##### RECORDS SHOWN #####

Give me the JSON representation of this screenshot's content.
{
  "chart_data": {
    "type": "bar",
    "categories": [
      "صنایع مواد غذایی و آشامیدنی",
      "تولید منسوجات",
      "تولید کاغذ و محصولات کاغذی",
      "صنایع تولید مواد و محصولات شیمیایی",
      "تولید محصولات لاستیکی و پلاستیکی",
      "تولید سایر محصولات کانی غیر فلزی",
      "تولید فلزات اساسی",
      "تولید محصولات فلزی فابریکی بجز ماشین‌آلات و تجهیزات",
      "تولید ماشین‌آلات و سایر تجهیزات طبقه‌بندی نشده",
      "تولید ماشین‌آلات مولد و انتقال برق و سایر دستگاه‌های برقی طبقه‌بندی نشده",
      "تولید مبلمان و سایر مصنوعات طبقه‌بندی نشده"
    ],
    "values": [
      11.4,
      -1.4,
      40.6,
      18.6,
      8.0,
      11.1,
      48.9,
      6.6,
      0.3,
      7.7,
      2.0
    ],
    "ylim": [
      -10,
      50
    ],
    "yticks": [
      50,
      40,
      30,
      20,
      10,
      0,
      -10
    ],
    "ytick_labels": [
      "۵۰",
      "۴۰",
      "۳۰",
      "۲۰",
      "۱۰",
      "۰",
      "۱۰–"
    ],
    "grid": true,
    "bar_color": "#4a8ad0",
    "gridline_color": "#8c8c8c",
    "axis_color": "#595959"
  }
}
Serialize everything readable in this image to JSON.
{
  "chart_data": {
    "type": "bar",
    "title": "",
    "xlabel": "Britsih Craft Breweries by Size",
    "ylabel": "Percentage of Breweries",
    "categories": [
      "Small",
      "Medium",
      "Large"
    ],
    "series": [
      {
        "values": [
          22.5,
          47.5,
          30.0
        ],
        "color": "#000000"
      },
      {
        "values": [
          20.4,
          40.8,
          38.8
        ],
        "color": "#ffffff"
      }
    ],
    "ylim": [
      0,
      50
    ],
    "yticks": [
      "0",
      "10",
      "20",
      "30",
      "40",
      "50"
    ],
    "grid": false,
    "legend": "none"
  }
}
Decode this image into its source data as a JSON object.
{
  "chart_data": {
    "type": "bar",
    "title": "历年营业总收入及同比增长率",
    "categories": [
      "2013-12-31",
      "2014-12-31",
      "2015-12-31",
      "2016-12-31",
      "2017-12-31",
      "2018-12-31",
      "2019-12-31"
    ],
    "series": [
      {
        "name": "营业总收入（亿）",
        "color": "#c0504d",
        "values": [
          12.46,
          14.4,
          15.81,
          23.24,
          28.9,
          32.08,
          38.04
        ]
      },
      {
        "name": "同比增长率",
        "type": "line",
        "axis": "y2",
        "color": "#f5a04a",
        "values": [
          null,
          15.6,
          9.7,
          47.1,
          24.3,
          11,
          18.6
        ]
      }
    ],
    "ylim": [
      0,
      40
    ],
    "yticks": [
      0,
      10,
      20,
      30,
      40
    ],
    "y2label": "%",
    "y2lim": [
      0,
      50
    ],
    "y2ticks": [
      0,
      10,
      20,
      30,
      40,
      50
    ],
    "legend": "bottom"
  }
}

#####

## WHAT TO DO
Please restate the whole listing word for word.

## TASK ANSWER
Give me the JSON representation of this screenshot's content.
{
  "chart_data": {
    "type": "bar",
    "categories": [
      "صنایع مواد غذایی و آشامیدنی",
      "تولید منسوجات",
      "تولید کاغذ و محصولات کاغذی",
      "صنایع تولید مواد و محصولات شیمیایی",
      "تولید محصولات لاستیکی و پلاستیکی",
      "تولید سایر محصولات کانی غیر فلزی",
      "تولید فلزات اساسی",
      "تولید محصولات فلزی فابریکی بجز ماشین‌آلات و تجهیزات",
      "تولید ماشین‌آلات و سایر تجهیزات طبقه‌بندی نشده",
      "تولید ماشین‌آلات مولد و انتقال برق و سایر دستگاه‌های برقی طبقه‌بندی نشده",
      "تولید مبلمان و سایر مصنوعات طبقه‌بندی نشده"
    ],
    "values": [
      11.4,
      -1.4,
      40.6,
      18.6,
      8.0,
      11.1,
      48.9,
      6.6,
      0.3,
      7.7,
      2.0
    ],
    "ylim": [
      -10,
      50
    ],
    "yticks": [
      50,
      40,
      30,
      20,
      10,
      0,
      -10
    ],
    "ytick_labels": [
      "۵۰",
      "۴۰",
      "۳۰",
      "۲۰",
      "۱۰",
      "۰",
      "۱۰–"
    ],
    "grid": true,
    "bar_color": "#4a8ad0",
    "gridline_color": "#8c8c8c",
    "axis_color": "#595959"
  }
}
Serialize everything readable in this image to JSON.
{
  "chart_data": {
    "type": "bar",
    "title": "",
    "xlabel": "Britsih Craft Breweries by Size",
    "ylabel": "Percentage of Breweries",
    "categories": [
      "Small",
      "Medium",
      "Large"
    ],
    "series": [
      {
        "values": [
          22.5,
          47.5,
          30.0
        ],
        "color": "#000000"
      },
      {
        "values": [
          20.4,
          40.8,
          38.8
        ],
        "color": "#ffffff"
      }
    ],
    "ylim": [
      0,
      50
    ],
    "yticks": [
      "0",
      "10",
      "20",
      "30",
      "40",
      "50"
    ],
    "grid": false,
    "legend": "none"
  }
}
Decode this image into its source data as a JSON object.
{
  "chart_data": {
    "type": "bar",
    "title": "历年营业总收入及同比增长率",
    "categories": [
      "2013-12-31",
      "2014-12-31",
      "2015-12-31",
      "2016-12-31",
      "2017-12-31",
      "2018-12-31",
      "2019-12-31"
    ],
    "series": [
      {
        "name": "营业总收入（亿）",
        "color": "#c0504d",
        "values": [
          12.46,
          14.4,
          15.81,
          23.24,
          28.9,
          32.08,
          38.04
        ]
      },
      {
        "name": "同比增长率",
        "type": "line",
        "axis": "y2",
        "color": "#f5a04a",
        "values": [
          null,
          15.6,
          9.7,
          47.1,
          24.3,
          11,
          18.6
        ]
      }
    ],
    "ylim": [
      0,
      40
    ],
    "yticks": [
      0,
      10,
      20,
      30,
      40
    ],
    "y2label": "%",
    "y2lim": [
      0,
      50
    ],
    "y2ticks": [
      0,
      10,
      20,
      30,
      40,
      50
    ],
    "legend": "bottom"
  }
}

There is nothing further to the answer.